◆ OBJECTIVE
Gather, from the data below, each line in which the word "plomb" occurs.

◆ DATA SUPPLIED
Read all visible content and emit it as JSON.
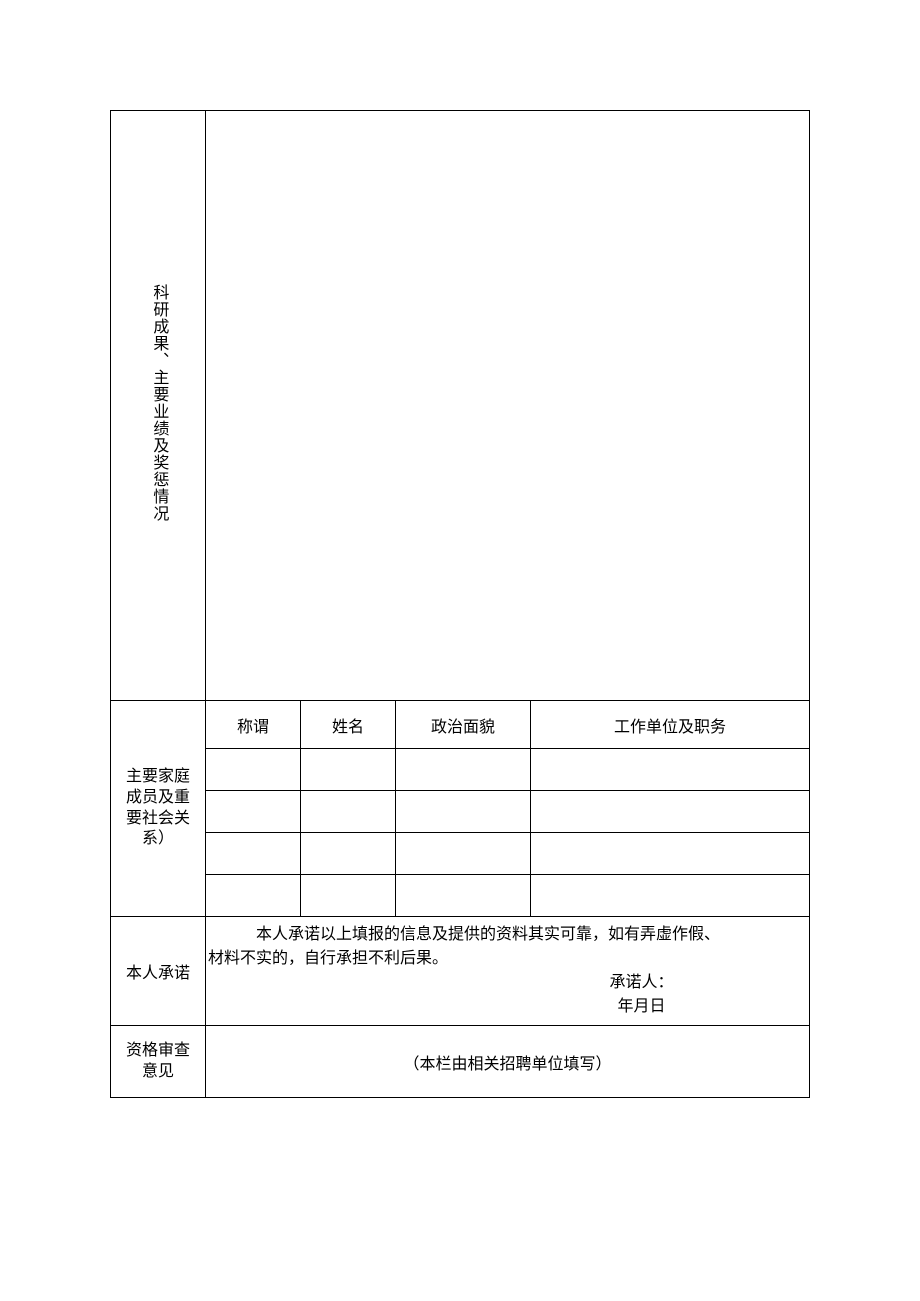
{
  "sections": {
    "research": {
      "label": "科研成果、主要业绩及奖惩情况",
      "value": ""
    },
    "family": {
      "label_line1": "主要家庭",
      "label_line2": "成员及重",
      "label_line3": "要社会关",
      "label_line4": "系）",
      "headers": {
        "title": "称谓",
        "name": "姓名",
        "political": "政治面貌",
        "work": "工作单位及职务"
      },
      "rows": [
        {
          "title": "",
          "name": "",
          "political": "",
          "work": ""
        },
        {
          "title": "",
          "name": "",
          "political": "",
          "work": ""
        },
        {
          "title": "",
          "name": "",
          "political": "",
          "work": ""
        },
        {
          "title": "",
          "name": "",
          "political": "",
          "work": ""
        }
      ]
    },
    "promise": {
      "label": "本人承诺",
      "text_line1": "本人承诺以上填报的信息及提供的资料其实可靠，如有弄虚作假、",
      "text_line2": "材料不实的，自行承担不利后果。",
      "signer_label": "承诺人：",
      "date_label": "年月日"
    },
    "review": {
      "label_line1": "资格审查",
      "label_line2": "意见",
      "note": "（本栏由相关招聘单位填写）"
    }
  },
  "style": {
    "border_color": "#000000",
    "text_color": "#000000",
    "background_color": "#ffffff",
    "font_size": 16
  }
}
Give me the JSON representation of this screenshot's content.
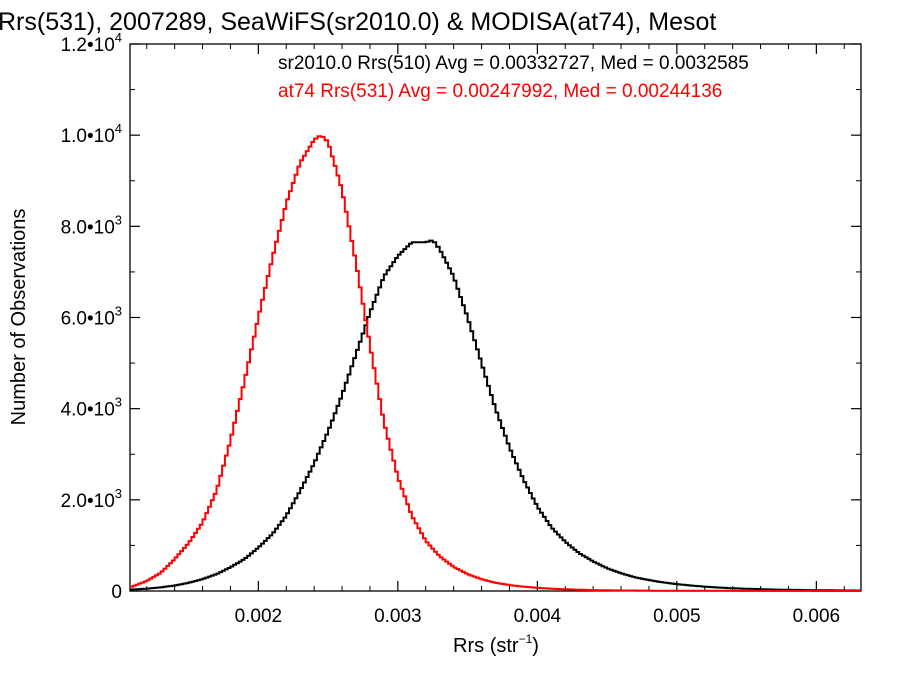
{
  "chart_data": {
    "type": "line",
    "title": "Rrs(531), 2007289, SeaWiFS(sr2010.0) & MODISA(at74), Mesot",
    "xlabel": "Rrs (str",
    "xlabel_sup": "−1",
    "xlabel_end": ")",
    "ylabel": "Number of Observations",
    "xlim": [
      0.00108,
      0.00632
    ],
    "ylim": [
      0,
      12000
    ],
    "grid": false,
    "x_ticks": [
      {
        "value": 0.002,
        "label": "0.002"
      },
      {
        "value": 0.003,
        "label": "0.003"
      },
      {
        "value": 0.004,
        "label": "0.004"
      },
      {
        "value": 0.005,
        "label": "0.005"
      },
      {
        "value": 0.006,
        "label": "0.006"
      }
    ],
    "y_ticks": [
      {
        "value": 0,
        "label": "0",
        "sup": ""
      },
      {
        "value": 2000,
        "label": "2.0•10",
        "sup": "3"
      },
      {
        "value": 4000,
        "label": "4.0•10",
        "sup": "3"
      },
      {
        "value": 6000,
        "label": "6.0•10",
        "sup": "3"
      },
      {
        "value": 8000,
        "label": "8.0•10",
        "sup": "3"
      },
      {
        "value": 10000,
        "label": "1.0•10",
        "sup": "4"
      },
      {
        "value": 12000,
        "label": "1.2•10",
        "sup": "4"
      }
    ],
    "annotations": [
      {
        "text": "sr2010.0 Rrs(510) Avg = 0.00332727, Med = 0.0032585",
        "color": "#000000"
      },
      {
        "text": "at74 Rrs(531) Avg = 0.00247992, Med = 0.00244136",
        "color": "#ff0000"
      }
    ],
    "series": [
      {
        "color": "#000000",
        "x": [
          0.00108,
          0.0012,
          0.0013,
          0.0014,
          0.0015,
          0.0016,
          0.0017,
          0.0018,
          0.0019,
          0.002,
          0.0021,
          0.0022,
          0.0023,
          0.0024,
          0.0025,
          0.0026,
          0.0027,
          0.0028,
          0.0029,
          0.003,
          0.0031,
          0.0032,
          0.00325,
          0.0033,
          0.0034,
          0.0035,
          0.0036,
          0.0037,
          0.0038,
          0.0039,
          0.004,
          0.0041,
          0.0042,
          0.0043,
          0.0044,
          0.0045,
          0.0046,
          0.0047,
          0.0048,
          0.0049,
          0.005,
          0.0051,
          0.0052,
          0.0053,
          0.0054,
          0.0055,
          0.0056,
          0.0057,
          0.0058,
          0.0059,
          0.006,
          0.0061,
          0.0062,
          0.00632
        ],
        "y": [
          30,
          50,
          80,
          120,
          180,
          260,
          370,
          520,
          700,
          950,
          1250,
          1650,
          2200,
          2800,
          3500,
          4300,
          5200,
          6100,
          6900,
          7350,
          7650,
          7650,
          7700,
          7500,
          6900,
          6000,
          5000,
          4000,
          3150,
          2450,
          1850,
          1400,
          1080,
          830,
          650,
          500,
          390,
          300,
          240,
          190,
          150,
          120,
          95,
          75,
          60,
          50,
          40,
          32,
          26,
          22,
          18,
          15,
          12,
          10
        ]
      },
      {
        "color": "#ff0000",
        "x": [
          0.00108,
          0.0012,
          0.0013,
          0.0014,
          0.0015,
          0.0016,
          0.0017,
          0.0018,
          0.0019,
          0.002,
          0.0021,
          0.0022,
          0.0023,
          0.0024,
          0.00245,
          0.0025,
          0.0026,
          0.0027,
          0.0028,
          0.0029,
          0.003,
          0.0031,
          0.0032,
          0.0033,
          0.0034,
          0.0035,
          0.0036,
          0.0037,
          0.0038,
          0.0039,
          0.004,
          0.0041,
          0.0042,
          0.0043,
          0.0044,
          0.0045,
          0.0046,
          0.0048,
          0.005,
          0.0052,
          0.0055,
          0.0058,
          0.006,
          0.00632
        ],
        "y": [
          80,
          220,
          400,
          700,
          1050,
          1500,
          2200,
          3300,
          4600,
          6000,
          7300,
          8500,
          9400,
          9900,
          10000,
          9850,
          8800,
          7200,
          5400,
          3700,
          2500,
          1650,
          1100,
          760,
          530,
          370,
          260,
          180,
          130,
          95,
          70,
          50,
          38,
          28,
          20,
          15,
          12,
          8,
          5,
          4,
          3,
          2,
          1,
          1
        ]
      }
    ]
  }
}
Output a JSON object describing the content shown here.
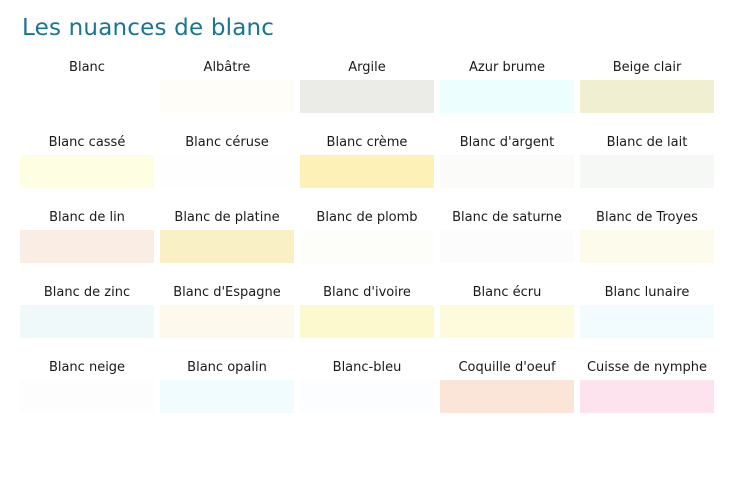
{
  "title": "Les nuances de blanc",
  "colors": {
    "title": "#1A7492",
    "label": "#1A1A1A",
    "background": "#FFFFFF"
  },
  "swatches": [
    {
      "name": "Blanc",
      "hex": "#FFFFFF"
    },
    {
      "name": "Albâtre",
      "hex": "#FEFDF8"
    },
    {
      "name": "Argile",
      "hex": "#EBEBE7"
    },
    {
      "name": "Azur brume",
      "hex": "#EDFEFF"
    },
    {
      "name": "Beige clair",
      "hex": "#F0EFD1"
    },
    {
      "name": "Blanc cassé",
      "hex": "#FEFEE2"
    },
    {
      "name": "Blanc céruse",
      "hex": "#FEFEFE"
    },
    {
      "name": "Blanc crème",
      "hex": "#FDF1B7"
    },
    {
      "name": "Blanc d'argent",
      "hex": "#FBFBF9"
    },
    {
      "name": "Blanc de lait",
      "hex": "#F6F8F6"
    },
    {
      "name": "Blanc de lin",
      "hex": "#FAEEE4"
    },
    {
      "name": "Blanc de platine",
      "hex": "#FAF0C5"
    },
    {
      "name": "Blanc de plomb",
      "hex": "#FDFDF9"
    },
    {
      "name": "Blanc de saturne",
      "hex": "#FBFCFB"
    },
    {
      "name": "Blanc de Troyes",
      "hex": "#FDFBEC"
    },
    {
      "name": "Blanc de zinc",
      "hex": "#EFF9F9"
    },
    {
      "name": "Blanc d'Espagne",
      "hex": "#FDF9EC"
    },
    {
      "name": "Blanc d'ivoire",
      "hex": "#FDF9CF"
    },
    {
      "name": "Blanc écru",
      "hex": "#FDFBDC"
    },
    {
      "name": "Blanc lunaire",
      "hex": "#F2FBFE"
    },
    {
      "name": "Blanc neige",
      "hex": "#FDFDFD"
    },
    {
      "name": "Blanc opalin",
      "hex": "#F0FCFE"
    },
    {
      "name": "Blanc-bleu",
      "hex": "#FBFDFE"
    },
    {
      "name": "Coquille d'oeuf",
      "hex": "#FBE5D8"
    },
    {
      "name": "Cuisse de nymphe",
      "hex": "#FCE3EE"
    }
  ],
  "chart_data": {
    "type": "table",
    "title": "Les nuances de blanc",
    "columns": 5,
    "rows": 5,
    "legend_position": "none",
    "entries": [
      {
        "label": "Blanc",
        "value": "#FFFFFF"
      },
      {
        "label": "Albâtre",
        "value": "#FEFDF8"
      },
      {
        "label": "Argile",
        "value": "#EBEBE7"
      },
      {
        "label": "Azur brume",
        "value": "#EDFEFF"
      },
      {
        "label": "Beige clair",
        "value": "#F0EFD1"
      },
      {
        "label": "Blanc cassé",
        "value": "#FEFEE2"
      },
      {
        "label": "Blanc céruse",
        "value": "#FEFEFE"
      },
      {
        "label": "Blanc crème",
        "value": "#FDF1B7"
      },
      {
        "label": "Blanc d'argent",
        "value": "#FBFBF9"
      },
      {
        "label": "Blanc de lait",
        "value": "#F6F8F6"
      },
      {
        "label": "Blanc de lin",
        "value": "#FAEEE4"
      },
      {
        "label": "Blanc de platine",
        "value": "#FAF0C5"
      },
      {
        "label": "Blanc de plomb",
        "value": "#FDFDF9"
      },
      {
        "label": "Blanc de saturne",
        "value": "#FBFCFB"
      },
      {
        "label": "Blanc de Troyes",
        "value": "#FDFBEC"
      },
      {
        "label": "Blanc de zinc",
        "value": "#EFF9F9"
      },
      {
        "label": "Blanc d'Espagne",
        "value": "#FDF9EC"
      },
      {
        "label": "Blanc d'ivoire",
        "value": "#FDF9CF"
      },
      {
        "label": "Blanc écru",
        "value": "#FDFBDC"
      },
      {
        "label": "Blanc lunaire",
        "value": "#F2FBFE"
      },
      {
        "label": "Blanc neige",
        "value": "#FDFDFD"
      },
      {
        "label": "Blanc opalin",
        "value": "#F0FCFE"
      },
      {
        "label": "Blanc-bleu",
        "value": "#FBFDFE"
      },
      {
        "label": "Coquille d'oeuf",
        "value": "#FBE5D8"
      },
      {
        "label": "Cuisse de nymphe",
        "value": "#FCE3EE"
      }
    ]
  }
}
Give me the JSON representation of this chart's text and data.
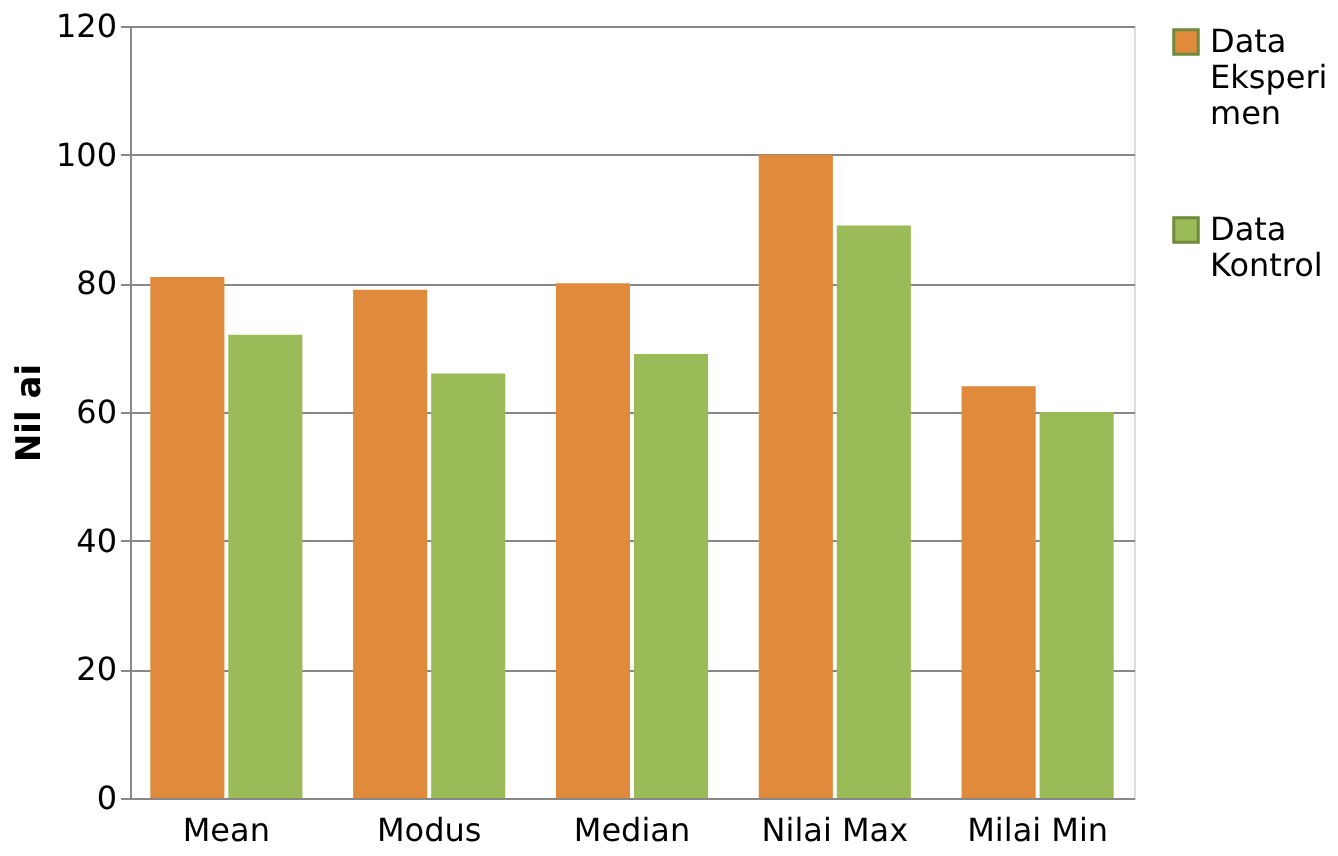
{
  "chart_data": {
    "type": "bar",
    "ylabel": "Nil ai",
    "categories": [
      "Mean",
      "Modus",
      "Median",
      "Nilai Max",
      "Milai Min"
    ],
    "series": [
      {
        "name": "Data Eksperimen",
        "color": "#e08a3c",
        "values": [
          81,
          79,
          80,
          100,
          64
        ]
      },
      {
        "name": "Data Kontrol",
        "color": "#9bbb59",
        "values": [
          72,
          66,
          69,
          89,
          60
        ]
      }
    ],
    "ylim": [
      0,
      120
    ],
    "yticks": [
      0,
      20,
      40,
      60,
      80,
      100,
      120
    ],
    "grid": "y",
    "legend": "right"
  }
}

◆ WRITTEN REPLY
      "name": "Blanc de plomb",
        "label": "Blanc de plomb",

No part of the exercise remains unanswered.